STATED TASK: Return every line of the material exactly.
╭─ DATA SHOWN
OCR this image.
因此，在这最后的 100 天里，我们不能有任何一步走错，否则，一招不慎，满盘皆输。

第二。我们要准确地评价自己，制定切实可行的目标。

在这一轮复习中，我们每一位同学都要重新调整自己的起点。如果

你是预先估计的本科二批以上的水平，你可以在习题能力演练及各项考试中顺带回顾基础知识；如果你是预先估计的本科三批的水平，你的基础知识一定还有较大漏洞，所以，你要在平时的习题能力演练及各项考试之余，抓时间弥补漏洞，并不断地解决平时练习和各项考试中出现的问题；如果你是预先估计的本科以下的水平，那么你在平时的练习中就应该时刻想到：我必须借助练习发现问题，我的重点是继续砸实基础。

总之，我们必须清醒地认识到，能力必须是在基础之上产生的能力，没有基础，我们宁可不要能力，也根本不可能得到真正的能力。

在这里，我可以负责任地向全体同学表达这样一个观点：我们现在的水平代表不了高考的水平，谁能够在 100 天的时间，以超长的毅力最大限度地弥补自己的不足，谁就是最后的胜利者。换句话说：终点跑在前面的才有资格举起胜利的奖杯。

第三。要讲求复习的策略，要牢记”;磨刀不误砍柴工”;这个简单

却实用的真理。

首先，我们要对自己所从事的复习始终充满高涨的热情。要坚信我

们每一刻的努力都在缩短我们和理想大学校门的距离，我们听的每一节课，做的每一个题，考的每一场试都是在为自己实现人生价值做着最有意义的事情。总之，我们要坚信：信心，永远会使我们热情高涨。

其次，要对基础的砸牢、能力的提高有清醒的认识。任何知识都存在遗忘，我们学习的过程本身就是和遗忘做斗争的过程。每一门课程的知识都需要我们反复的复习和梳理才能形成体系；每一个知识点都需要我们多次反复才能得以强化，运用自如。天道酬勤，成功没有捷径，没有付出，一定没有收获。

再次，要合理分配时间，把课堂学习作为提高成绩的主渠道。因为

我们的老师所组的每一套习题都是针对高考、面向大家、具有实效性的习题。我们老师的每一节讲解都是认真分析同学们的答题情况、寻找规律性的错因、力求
╰─
EXERCISE OUTPUT:
OCR this image.
因此，在这最后的 100 天里，我们不能有任何一步走错，否则，一招不慎，满盘皆输。

第二。我们要准确地评价自己，制定切实可行的目标。

在这一轮复习中，我们每一位同学都要重新调整自己的起点。如果

你是预先估计的本科二批以上的水平，你可以在习题能力演练及各项考试中顺带回顾基础知识；如果你是预先估计的本科三批的水平，你的基础知识一定还有较大漏洞，所以，你要在平时的习题能力演练及各项考试之余，抓时间弥补漏洞，并不断地解决平时练习和各项考试中出现的问题；如果你是预先估计的本科以下的水平，那么你在平时的练习中就应该时刻想到：我必须借助练习发现问题，我的重点是继续砸实基础。

总之，我们必须清醒地认识到，能力必须是在基础之上产生的能力，没有基础，我们宁可不要能力，也根本不可能得到真正的能力。

在这里，我可以负责任地向全体同学表达这样一个观点：我们现在的水平代表不了高考的水平，谁能够在 100 天的时间，以超长的毅力最大限度地弥补自己的不足，谁就是最后的胜利者。换句话说：终点跑在前面的才有资格举起胜利的奖杯。

第三。要讲求复习的策略，要牢记”;磨刀不误砍柴工”;这个简单

却实用的真理。

首先，我们要对自己所从事的复习始终充满高涨的热情。要坚信我

们每一刻的努力都在缩短我们和理想大学校门的距离，我们听的每一节课，做的每一个题，考的每一场试都是在为自己实现人生价值做着最有意义的事情。总之，我们要坚信：信心，永远会使我们热情高涨。

其次，要对基础的砸牢、能力的提高有清醒的认识。任何知识都存在遗忘，我们学习的过程本身就是和遗忘做斗争的过程。每一门课程的知识都需要我们反复的复习和梳理才能形成体系；每一个知识点都需要我们多次反复才能得以强化，运用自如。天道酬勤，成功没有捷径，没有付出，一定没有收获。

再次，要合理分配时间，把课堂学习作为提高成绩的主渠道。因为

我们的老师所组的每一套习题都是针对高考、面向大家、具有实效性的习题。我们老师的每一节讲解都是认真分析同学们的答题情况、寻找规律性的错因、力求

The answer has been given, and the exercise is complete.